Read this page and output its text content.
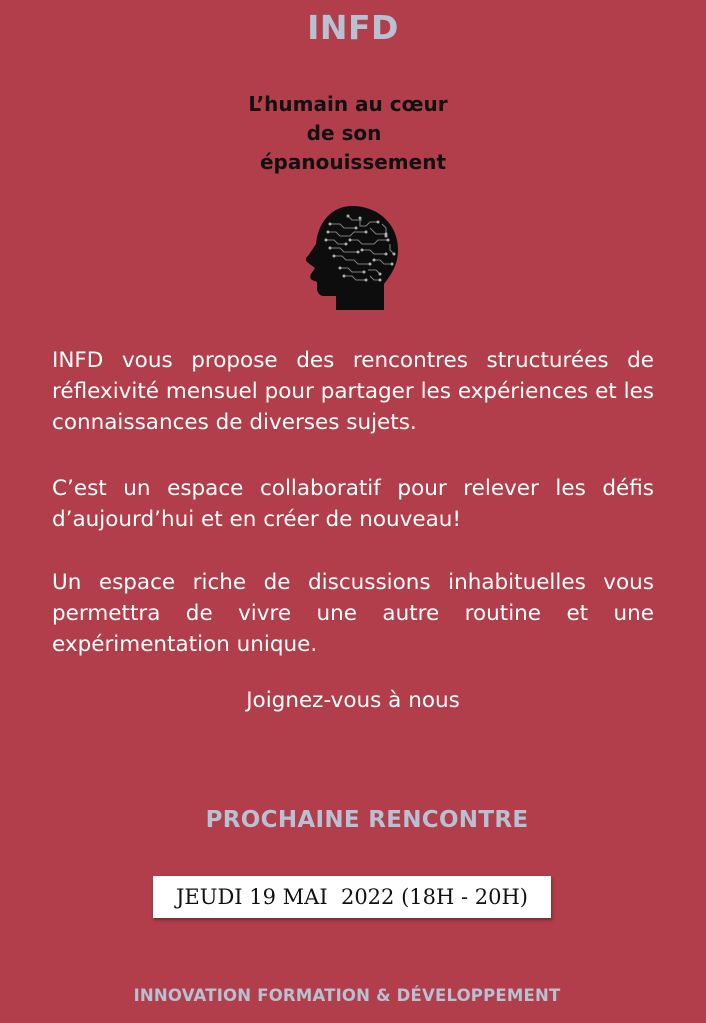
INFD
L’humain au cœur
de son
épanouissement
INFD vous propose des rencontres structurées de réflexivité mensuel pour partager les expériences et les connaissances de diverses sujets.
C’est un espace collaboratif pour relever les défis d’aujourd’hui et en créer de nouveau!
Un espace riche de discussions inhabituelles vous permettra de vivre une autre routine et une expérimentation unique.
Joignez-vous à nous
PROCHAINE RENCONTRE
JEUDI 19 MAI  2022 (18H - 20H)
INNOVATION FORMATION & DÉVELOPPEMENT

______

Reproduce the full listing above verbatim, with no pictures included.

Read this page and output its text content.
INFD
L’humain au cœur
de son
épanouissement
INFD vous propose des rencontres structurées de réflexivité mensuel pour partager les expériences et les connaissances de diverses sujets.
C’est un espace collaboratif pour relever les défis d’aujourd’hui et en créer de nouveau!
Un espace riche de discussions inhabituelles vous permettra de vivre une autre routine et une expérimentation unique.
Joignez-vous à nous
PROCHAINE RENCONTRE
JEUDI 19 MAI  2022 (18H - 20H)
INNOVATION FORMATION & DÉVELOPPEMENT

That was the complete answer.